• **The input**
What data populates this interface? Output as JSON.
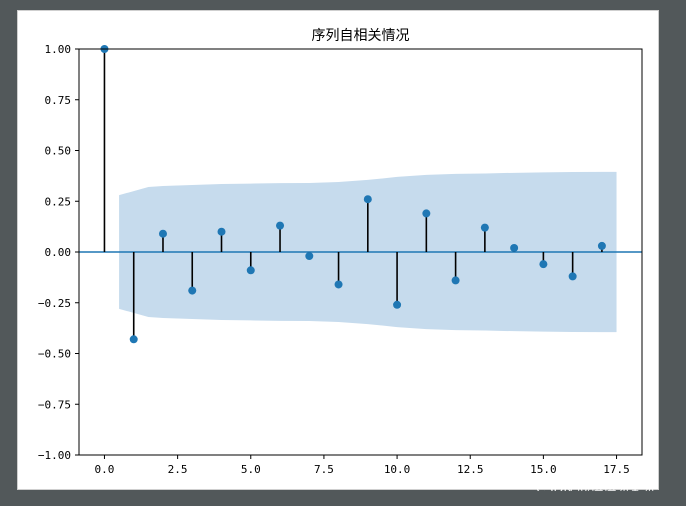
{
  "chart_data": {
    "type": "stem",
    "title": "序列自相关情况",
    "xlabel": "",
    "ylabel": "",
    "xlim": [
      -0.87,
      18.37
    ],
    "ylim": [
      -1.0,
      1.0
    ],
    "x_ticks": [
      0.0,
      2.5,
      5.0,
      7.5,
      10.0,
      12.5,
      15.0,
      17.5
    ],
    "x_tick_labels": [
      "0.0",
      "2.5",
      "5.0",
      "7.5",
      "10.0",
      "12.5",
      "15.0",
      "17.5"
    ],
    "y_ticks": [
      1.0,
      0.75,
      0.5,
      0.25,
      0.0,
      -0.25,
      -0.5,
      -0.75,
      -1.0
    ],
    "y_tick_labels": [
      "1.00",
      "0.75",
      "0.50",
      "0.25",
      "0.00",
      "−0.25",
      "−0.50",
      "−0.75",
      "−1.00"
    ],
    "lags": [
      0,
      1,
      2,
      3,
      4,
      5,
      6,
      7,
      8,
      9,
      10,
      11,
      12,
      13,
      14,
      15,
      16,
      17
    ],
    "values": [
      1.0,
      -0.43,
      0.09,
      -0.19,
      0.1,
      -0.09,
      0.13,
      -0.02,
      -0.16,
      0.26,
      -0.26,
      0.19,
      -0.14,
      0.12,
      0.02,
      -0.06,
      -0.12,
      0.03
    ],
    "confidence_band": {
      "x": [
        0.5,
        1.5,
        2,
        3,
        4,
        5,
        6,
        7,
        8,
        9,
        10,
        11,
        12,
        13,
        14,
        15,
        16,
        17,
        17.5
      ],
      "upper": [
        0.28,
        0.32,
        0.325,
        0.33,
        0.335,
        0.337,
        0.339,
        0.34,
        0.345,
        0.355,
        0.37,
        0.38,
        0.385,
        0.387,
        0.39,
        0.392,
        0.394,
        0.395,
        0.395
      ]
    },
    "colors": {
      "marker": "#1f77b4",
      "stem": "#000000",
      "zero_line": "#1f77b4",
      "band": "#c6dbed"
    },
    "grid": false,
    "legend": "none"
  },
  "watermark": "CSDN @琪琪%￥%"
}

• **Aim**
Output every entry verbatim. Pictures do not belong in the copy.

• **Response to the task**
What data populates this interface? Output as JSON.
{
  "chart_data": {
    "type": "stem",
    "title": "序列自相关情况",
    "xlabel": "",
    "ylabel": "",
    "xlim": [
      -0.87,
      18.37
    ],
    "ylim": [
      -1.0,
      1.0
    ],
    "x_ticks": [
      0.0,
      2.5,
      5.0,
      7.5,
      10.0,
      12.5,
      15.0,
      17.5
    ],
    "x_tick_labels": [
      "0.0",
      "2.5",
      "5.0",
      "7.5",
      "10.0",
      "12.5",
      "15.0",
      "17.5"
    ],
    "y_ticks": [
      1.0,
      0.75,
      0.5,
      0.25,
      0.0,
      -0.25,
      -0.5,
      -0.75,
      -1.0
    ],
    "y_tick_labels": [
      "1.00",
      "0.75",
      "0.50",
      "0.25",
      "0.00",
      "−0.25",
      "−0.50",
      "−0.75",
      "−1.00"
    ],
    "lags": [
      0,
      1,
      2,
      3,
      4,
      5,
      6,
      7,
      8,
      9,
      10,
      11,
      12,
      13,
      14,
      15,
      16,
      17
    ],
    "values": [
      1.0,
      -0.43,
      0.09,
      -0.19,
      0.1,
      -0.09,
      0.13,
      -0.02,
      -0.16,
      0.26,
      -0.26,
      0.19,
      -0.14,
      0.12,
      0.02,
      -0.06,
      -0.12,
      0.03
    ],
    "confidence_band": {
      "x": [
        0.5,
        1.5,
        2,
        3,
        4,
        5,
        6,
        7,
        8,
        9,
        10,
        11,
        12,
        13,
        14,
        15,
        16,
        17,
        17.5
      ],
      "upper": [
        0.28,
        0.32,
        0.325,
        0.33,
        0.335,
        0.337,
        0.339,
        0.34,
        0.345,
        0.355,
        0.37,
        0.38,
        0.385,
        0.387,
        0.39,
        0.392,
        0.394,
        0.395,
        0.395
      ]
    },
    "colors": {
      "marker": "#1f77b4",
      "stem": "#000000",
      "zero_line": "#1f77b4",
      "band": "#c6dbed"
    },
    "grid": false,
    "legend": "none"
  },
  "watermark": "CSDN @琪琪%￥%"
}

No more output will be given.